▸ **Exercise aim**:
In the material below, find all lines with the string "revenue" and copy them.

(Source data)
------------------------
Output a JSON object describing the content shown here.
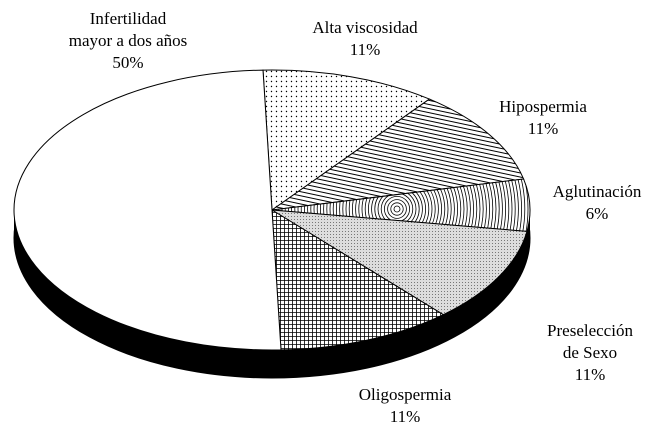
{
  "chart_data": {
    "type": "pie",
    "categories": [
      "Infertilidad\nmayor a dos años",
      "Alta viscosidad",
      "Hipospermia",
      "Aglutinación",
      "Preselección\nde Sexo",
      "Oligospermia"
    ],
    "values": [
      50,
      11,
      11,
      6,
      11,
      11
    ],
    "value_labels": [
      "50%",
      "11%",
      "11%",
      "6%",
      "11%",
      "11%"
    ],
    "patterns": [
      "none",
      "dots",
      "hlines",
      "rings",
      "gray-dots",
      "grid"
    ]
  }
}
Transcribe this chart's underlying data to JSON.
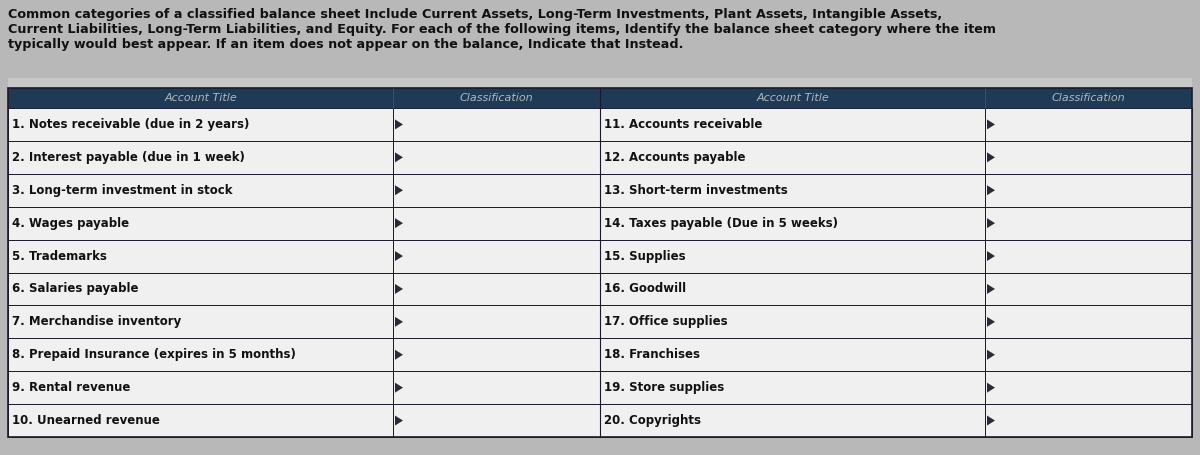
{
  "title_text_line1": "Common categories of a classified balance sheet Include Current Assets, Long-Term Investments, Plant Assets, Intangible Assets,",
  "title_text_line2": "Current Liabilities, Long-Term Liabilities, and Equity. For each of the following items, Identify the balance sheet category where the item",
  "title_text_line3": "typically would best appear. If an item does not appear on the balance, Indicate that Instead.",
  "header_bg": "#1e3a54",
  "header_text_color": "#b0b8c0",
  "row_bg_white": "#f0f0f0",
  "row_bg_dark": "#c0c0c8",
  "border_color_dark": "#1a1a2e",
  "border_color_light": "#5a5a7a",
  "text_color": "#111111",
  "title_color": "#111111",
  "page_bg": "#b8b8b8",
  "gap_bg": "#c8c8c8",
  "col1_header": "Account Title",
  "col2_header": "Classification",
  "col3_header": "Account Title",
  "col4_header": "Classification",
  "left_items": [
    "1. Notes receivable (due in 2 years)",
    "2. Interest payable (due in 1 week)",
    "3. Long-term investment in stock",
    "4. Wages payable",
    "5. Trademarks",
    "6. Salaries payable",
    "7. Merchandise inventory",
    "8. Prepaid Insurance (expires in 5 months)",
    "9. Rental revenue",
    "10. Unearned revenue"
  ],
  "right_items": [
    "11. Accounts receivable",
    "12. Accounts payable",
    "13. Short-term investments",
    "14. Taxes payable (Due in 5 weeks)",
    "15. Supplies",
    "16. Goodwill",
    "17. Office supplies",
    "18. Franchises",
    "19. Store supplies",
    "20. Copyrights"
  ]
}
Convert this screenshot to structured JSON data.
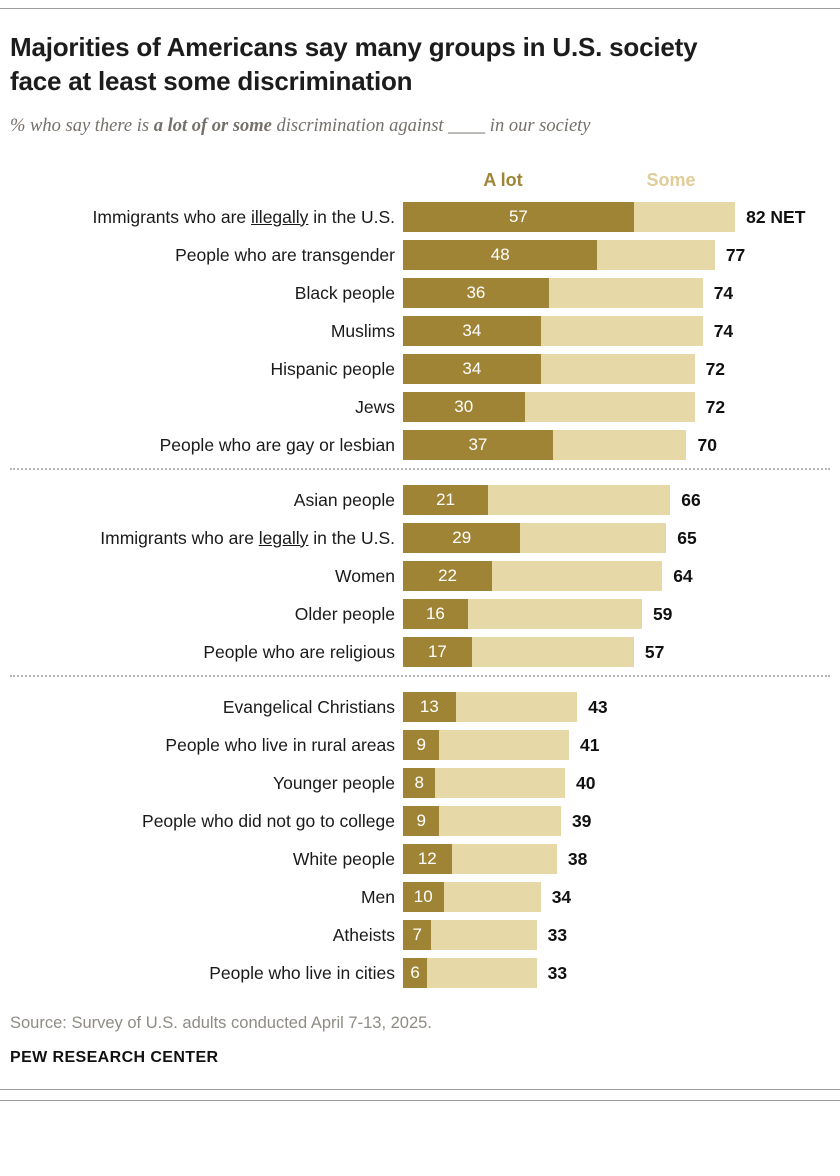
{
  "header": {
    "title": "Majorities of Americans say many groups in U.S. society face at least some discrimination",
    "subtitle_pre": "% who say there is ",
    "subtitle_bold": "a lot of or some",
    "subtitle_post": " discrimination against ____ in our society"
  },
  "legend": {
    "a_lot": "A lot",
    "some": "Some"
  },
  "colors": {
    "a_lot": "#a08436",
    "some": "#e7d8a7",
    "a_lot_text": "#a08436",
    "some_text": "#e0cd97",
    "net_text": "#111111",
    "bar_value_text": "#ffffff"
  },
  "chart_data": {
    "type": "bar",
    "orientation": "horizontal",
    "stacked": true,
    "unit": "%",
    "x_max": 82,
    "title": "Majorities of Americans say many groups in U.S. society face at least some discrimination",
    "series_names": [
      "A lot",
      "Some"
    ],
    "note": "Dark segment = % saying 'a lot'; full bar length = NET (a lot + some)",
    "groups": [
      {
        "rows": [
          {
            "label_pre": "Immigrants who are ",
            "label_u": "illegally",
            "label_post": " in the U.S.",
            "a_lot": 57,
            "net": 82,
            "net_label": "82 NET"
          },
          {
            "label_pre": "People who are transgender",
            "label_u": "",
            "label_post": "",
            "a_lot": 48,
            "net": 77,
            "net_label": "77"
          },
          {
            "label_pre": "Black people",
            "label_u": "",
            "label_post": "",
            "a_lot": 36,
            "net": 74,
            "net_label": "74"
          },
          {
            "label_pre": "Muslims",
            "label_u": "",
            "label_post": "",
            "a_lot": 34,
            "net": 74,
            "net_label": "74"
          },
          {
            "label_pre": "Hispanic people",
            "label_u": "",
            "label_post": "",
            "a_lot": 34,
            "net": 72,
            "net_label": "72"
          },
          {
            "label_pre": "Jews",
            "label_u": "",
            "label_post": "",
            "a_lot": 30,
            "net": 72,
            "net_label": "72"
          },
          {
            "label_pre": "People who are gay or lesbian",
            "label_u": "",
            "label_post": "",
            "a_lot": 37,
            "net": 70,
            "net_label": "70"
          }
        ]
      },
      {
        "rows": [
          {
            "label_pre": "Asian people",
            "label_u": "",
            "label_post": "",
            "a_lot": 21,
            "net": 66,
            "net_label": "66"
          },
          {
            "label_pre": "Immigrants who are ",
            "label_u": "legally",
            "label_post": " in the U.S.",
            "a_lot": 29,
            "net": 65,
            "net_label": "65"
          },
          {
            "label_pre": "Women",
            "label_u": "",
            "label_post": "",
            "a_lot": 22,
            "net": 64,
            "net_label": "64"
          },
          {
            "label_pre": "Older people",
            "label_u": "",
            "label_post": "",
            "a_lot": 16,
            "net": 59,
            "net_label": "59"
          },
          {
            "label_pre": "People who are religious",
            "label_u": "",
            "label_post": "",
            "a_lot": 17,
            "net": 57,
            "net_label": "57"
          }
        ]
      },
      {
        "rows": [
          {
            "label_pre": "Evangelical Christians",
            "label_u": "",
            "label_post": "",
            "a_lot": 13,
            "net": 43,
            "net_label": "43"
          },
          {
            "label_pre": "People who live in rural areas",
            "label_u": "",
            "label_post": "",
            "a_lot": 9,
            "net": 41,
            "net_label": "41"
          },
          {
            "label_pre": "Younger people",
            "label_u": "",
            "label_post": "",
            "a_lot": 8,
            "net": 40,
            "net_label": "40"
          },
          {
            "label_pre": "People who did not go to college",
            "label_u": "",
            "label_post": "",
            "a_lot": 9,
            "net": 39,
            "net_label": "39"
          },
          {
            "label_pre": "White people",
            "label_u": "",
            "label_post": "",
            "a_lot": 12,
            "net": 38,
            "net_label": "38"
          },
          {
            "label_pre": "Men",
            "label_u": "",
            "label_post": "",
            "a_lot": 10,
            "net": 34,
            "net_label": "34"
          },
          {
            "label_pre": "Atheists",
            "label_u": "",
            "label_post": "",
            "a_lot": 7,
            "net": 33,
            "net_label": "33"
          },
          {
            "label_pre": "People who live in cities",
            "label_u": "",
            "label_post": "",
            "a_lot": 6,
            "net": 33,
            "net_label": "33"
          }
        ]
      }
    ]
  },
  "footer": {
    "source": "Source: Survey of U.S. adults conducted April 7-13, 2025.",
    "brand": "PEW RESEARCH CENTER"
  }
}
------------------------
▸ **The completed task**:
    "9. Rental revenue",
    "10. Unearned revenue"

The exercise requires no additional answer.